### [EXERCISE BRIEF]
In the SSH jump-host text below, what value does the ProxyJump line give for the host homedesktop?

Compact 3-hop variant (all jumps inline)

Host homedesktop
  HostName 192.168.0.50
  User bill
  ProxyJump root@157.90.125.67,pi@10.0.0.7

Set Up the Keys (do this once)

  1. Install keys hop-by-hop:
  2. Connectivity check: ensure each hop can reach the next (private IPs/WireGuard subnets/hostnames resolvable from that hop).

From the Pi, copy the Pi public key to the final target (Desktop)

ssh-copy-id bill@192.168.0.50

From the VPS, copy the VPS public key to the second hop (Raspberry Pi)

ssh-copy-id pi@10.0.0.7

Copy your laptop’s public key to the first jump (VPS)

### [MATERIAL SHOWN]

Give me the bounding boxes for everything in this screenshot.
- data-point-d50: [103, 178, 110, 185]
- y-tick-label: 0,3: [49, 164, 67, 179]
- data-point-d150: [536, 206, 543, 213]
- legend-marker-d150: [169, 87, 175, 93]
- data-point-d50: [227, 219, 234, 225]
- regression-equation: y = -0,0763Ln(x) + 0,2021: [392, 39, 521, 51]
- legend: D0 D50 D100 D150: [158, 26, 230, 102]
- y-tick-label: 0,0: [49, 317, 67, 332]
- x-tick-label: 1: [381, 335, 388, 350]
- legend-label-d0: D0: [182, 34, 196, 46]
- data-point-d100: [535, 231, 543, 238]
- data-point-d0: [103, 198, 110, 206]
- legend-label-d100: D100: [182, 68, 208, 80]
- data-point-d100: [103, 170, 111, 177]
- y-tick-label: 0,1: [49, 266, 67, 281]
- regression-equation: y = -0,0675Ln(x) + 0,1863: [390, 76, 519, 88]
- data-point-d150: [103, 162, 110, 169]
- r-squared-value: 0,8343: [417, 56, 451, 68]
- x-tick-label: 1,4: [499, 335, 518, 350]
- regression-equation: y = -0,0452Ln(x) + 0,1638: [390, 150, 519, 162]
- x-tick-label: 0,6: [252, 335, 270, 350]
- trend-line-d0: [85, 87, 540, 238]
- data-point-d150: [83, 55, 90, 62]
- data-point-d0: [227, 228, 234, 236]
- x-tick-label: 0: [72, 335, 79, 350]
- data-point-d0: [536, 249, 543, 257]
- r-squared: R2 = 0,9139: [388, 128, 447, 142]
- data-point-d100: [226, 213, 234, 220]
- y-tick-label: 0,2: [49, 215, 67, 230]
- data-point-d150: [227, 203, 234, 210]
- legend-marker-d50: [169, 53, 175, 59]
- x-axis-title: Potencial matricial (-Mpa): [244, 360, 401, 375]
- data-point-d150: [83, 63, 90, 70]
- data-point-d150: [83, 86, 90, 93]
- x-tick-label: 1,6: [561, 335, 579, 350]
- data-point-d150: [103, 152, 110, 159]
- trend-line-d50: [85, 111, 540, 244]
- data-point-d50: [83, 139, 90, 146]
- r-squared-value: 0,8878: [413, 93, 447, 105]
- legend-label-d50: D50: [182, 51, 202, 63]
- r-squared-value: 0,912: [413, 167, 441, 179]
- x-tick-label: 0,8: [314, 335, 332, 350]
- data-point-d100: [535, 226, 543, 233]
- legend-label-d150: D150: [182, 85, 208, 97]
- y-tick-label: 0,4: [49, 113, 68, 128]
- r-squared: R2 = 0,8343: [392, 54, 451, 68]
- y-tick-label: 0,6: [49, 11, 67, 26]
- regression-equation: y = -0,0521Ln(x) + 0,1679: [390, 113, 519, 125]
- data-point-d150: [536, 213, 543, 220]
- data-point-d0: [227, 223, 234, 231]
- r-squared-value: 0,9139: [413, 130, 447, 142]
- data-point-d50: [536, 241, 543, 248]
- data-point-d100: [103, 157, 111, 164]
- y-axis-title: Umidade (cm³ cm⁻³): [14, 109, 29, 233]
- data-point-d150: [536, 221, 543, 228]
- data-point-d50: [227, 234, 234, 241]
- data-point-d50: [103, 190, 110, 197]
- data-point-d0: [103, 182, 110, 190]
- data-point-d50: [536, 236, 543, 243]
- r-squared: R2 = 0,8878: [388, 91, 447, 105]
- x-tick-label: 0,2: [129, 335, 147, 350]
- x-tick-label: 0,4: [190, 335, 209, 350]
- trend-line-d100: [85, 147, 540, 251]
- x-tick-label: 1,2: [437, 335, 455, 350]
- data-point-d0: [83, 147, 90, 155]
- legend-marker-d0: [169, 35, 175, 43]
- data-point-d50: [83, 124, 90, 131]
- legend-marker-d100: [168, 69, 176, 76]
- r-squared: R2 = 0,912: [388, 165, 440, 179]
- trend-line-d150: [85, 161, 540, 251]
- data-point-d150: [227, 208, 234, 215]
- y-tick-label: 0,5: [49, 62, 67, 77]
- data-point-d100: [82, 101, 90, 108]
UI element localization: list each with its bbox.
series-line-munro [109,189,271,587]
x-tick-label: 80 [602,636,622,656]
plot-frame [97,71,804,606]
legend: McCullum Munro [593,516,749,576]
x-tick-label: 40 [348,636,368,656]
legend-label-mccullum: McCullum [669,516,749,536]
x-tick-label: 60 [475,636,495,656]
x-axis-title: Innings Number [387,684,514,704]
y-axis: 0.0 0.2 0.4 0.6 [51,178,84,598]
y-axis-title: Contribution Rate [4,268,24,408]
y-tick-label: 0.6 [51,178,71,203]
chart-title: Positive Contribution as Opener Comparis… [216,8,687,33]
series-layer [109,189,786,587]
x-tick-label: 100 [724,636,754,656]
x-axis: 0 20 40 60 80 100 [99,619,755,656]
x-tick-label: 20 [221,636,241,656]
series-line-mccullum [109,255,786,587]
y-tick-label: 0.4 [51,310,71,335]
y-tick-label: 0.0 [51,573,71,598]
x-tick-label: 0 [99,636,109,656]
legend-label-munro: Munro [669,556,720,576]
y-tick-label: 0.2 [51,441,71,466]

### [ANSWER]
root@157.90.125.67,pi@10.0.0.7